++++ Exercise data
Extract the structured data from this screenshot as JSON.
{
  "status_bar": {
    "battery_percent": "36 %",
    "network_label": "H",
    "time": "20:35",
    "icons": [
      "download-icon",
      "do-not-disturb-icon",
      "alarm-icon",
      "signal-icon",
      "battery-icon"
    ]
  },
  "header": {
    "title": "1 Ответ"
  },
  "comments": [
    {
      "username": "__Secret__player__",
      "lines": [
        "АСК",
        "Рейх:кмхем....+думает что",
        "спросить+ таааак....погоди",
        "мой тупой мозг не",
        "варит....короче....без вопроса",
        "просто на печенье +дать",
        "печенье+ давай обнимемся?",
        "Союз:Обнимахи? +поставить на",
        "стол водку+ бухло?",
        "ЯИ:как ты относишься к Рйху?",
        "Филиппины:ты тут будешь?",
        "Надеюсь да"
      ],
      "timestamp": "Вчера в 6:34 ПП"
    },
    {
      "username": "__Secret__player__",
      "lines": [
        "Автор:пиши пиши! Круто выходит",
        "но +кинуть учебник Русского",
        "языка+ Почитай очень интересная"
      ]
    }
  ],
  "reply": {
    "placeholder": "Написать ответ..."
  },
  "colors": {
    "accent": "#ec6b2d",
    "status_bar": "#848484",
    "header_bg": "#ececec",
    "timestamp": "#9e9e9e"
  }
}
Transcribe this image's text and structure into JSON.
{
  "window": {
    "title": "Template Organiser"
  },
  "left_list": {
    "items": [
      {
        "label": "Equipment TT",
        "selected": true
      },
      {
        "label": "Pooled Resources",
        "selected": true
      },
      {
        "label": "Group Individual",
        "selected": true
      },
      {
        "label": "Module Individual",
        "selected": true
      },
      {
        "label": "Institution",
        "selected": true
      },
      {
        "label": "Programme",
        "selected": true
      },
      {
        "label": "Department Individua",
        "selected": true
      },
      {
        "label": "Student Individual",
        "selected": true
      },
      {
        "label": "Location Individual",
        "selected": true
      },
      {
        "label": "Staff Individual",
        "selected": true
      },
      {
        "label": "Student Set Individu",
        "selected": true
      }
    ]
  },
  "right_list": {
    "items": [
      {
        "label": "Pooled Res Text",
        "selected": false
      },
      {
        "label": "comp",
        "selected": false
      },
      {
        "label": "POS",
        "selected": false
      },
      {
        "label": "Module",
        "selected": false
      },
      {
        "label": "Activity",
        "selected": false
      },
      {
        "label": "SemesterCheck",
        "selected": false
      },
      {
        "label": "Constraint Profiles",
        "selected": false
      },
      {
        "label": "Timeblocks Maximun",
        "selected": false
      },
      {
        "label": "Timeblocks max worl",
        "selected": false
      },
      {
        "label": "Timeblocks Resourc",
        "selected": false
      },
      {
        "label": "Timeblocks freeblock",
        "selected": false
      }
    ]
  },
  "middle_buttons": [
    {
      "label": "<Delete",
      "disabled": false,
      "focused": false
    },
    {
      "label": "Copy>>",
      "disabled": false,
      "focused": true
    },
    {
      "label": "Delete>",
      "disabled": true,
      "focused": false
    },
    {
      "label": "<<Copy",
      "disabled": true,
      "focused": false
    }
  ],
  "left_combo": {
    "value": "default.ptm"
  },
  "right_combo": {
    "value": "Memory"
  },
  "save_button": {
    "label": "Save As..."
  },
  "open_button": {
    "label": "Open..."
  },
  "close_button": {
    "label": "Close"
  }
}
++++++++
• **The task**
Using the listing above, list every line in which the string "Student" occurs.

• **Written answer**
        "label": "Student Individual",
        "label": "Student Set Individu",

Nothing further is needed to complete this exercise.